• [Data records]:
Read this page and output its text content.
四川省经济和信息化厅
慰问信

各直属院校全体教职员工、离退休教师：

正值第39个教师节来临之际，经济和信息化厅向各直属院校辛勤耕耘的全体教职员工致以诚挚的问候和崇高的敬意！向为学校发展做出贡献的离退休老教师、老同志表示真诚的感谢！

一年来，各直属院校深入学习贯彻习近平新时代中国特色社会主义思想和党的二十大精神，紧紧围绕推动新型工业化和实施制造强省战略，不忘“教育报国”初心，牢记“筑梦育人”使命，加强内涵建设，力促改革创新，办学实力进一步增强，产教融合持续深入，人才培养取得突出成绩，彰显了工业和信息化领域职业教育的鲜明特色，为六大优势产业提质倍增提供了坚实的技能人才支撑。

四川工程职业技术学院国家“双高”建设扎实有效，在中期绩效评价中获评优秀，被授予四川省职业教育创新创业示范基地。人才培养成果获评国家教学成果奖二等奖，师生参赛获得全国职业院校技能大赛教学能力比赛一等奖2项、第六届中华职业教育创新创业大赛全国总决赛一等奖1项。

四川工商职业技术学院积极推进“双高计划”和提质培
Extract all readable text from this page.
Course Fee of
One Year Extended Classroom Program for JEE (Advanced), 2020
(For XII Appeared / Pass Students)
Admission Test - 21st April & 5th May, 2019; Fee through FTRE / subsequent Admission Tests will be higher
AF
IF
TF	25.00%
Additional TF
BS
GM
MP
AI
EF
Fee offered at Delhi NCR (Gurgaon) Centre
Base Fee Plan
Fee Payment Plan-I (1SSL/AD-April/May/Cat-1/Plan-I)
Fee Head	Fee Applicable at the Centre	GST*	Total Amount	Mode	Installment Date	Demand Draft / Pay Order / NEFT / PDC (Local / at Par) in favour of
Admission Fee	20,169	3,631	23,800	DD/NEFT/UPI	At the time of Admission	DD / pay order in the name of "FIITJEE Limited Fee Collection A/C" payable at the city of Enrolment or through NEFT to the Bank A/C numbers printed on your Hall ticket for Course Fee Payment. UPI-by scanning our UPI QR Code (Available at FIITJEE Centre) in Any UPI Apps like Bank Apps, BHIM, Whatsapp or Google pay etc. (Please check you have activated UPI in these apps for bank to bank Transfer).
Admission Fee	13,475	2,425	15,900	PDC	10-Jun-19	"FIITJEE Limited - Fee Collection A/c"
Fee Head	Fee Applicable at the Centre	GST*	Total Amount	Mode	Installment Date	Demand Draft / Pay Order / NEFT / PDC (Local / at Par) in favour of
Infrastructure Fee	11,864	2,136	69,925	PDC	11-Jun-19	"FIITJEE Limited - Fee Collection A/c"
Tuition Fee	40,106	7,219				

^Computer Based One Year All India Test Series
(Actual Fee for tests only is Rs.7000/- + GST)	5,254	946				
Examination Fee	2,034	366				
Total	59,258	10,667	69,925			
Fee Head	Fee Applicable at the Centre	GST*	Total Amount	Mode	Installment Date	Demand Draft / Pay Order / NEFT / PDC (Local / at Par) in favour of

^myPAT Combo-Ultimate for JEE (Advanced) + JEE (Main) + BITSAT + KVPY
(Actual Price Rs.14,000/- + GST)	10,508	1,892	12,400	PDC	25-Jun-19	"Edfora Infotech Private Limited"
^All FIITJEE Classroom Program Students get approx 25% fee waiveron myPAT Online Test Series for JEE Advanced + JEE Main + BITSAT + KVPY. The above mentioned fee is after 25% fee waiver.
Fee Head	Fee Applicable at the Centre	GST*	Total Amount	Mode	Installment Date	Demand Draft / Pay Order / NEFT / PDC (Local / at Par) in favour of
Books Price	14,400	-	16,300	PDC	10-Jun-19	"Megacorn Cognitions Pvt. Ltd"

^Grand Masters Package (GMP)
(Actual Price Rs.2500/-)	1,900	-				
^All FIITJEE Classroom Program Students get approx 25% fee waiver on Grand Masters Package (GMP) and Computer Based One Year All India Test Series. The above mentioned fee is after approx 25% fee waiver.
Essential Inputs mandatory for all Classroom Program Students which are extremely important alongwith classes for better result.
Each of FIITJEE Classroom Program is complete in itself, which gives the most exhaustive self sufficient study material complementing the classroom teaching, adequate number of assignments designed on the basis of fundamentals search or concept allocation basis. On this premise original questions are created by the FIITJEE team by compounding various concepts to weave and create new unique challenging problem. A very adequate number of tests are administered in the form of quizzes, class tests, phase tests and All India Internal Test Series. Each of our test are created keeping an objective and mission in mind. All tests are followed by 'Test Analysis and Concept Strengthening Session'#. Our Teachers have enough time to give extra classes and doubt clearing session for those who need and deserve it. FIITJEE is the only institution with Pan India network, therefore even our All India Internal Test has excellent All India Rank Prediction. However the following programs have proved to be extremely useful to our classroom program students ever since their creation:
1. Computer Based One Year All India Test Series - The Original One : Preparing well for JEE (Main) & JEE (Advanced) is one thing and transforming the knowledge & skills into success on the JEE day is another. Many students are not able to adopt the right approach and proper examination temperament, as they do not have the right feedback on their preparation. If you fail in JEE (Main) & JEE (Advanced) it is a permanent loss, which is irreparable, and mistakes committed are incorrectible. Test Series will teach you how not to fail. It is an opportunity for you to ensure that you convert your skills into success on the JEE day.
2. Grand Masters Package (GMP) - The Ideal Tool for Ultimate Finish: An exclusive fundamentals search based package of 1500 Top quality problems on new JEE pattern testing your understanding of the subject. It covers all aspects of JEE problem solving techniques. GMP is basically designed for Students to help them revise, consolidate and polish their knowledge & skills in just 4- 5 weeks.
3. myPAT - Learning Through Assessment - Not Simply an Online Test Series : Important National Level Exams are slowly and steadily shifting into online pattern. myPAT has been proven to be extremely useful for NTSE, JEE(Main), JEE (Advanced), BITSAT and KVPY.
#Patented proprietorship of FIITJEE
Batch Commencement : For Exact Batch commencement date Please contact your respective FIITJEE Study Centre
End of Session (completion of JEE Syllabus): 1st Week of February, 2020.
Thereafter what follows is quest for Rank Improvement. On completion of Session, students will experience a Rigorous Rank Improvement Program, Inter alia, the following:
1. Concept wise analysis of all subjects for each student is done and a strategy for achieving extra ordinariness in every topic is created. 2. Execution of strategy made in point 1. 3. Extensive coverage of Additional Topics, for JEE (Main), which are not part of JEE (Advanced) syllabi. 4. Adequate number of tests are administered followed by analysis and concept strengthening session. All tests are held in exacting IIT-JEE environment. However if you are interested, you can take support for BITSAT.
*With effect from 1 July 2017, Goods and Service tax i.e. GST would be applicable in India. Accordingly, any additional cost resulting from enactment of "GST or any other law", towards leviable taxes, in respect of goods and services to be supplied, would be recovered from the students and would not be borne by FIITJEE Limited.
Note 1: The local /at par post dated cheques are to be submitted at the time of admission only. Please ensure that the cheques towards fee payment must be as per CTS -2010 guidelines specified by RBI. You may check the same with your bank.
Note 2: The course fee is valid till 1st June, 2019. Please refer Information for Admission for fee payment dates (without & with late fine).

• [Goal]:
Find the lines above holding the word "page" and show them.

• [The solution]:
Read this page and output its text content.
Extract all readable text from this page.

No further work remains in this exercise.